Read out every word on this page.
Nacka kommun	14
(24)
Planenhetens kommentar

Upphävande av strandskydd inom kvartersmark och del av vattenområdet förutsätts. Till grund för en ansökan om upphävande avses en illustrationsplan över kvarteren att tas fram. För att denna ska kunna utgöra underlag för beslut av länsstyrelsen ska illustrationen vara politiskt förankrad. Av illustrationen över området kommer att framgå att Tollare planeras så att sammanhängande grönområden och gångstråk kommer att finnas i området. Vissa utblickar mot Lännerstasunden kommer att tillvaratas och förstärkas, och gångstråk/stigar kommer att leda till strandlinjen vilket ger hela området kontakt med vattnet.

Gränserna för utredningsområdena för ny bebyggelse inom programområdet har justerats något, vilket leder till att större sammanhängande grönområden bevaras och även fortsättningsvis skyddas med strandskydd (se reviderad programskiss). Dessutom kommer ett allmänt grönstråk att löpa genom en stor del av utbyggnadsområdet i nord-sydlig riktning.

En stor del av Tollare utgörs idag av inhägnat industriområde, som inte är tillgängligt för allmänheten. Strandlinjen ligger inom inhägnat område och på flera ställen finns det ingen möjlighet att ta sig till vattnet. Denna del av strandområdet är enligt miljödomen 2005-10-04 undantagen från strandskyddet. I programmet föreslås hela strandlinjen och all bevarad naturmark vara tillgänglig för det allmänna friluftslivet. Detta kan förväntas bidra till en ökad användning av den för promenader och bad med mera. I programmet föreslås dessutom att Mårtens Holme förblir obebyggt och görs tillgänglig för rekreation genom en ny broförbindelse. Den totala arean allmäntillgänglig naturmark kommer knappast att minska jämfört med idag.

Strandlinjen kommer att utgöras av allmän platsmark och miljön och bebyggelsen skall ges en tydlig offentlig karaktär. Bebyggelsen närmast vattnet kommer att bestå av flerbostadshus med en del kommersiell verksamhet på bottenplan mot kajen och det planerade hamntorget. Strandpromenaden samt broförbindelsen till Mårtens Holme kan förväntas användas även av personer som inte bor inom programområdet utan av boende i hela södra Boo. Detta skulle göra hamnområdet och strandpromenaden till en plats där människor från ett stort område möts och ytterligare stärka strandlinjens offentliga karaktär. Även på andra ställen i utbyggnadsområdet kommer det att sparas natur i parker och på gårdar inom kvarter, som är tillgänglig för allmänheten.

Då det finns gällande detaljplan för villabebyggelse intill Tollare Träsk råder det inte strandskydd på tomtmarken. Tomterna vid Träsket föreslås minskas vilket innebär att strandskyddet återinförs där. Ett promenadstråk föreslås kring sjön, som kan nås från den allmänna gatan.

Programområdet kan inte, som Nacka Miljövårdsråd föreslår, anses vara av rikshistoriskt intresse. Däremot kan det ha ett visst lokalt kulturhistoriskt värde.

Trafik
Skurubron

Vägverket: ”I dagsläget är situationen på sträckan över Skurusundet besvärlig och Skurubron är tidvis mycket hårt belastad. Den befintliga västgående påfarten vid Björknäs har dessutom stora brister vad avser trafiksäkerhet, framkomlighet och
==========
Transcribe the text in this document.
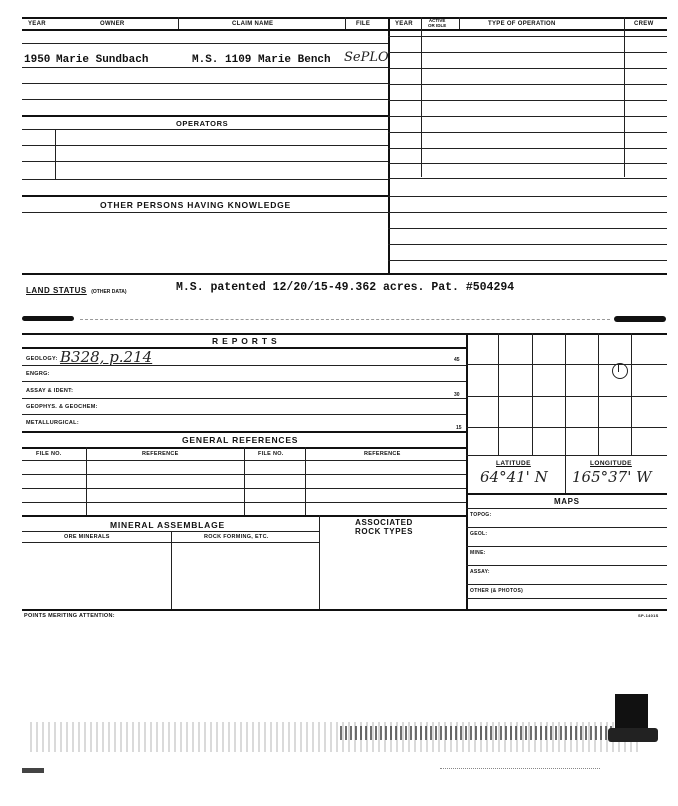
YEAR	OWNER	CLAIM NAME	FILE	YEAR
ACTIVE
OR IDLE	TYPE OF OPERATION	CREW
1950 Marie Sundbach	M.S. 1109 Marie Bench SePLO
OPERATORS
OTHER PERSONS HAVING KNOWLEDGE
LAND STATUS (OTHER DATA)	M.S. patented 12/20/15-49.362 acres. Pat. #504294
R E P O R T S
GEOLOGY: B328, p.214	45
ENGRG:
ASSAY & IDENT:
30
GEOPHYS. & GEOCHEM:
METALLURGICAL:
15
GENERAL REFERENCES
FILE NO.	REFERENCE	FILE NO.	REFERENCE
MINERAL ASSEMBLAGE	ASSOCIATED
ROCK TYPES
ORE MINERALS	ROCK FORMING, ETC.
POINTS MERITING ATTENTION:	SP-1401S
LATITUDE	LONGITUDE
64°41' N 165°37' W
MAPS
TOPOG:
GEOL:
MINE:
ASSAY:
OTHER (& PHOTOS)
==========
To do » List each line of the entries that holds the string "OTHER".

Response area »
OTHER PERSONS HAVING KNOWLEDGE
LAND STATUS (OTHER DATA)	M.S. patented 12/20/15-49.362 acres. Pat. #504294
OTHER (& PHOTOS)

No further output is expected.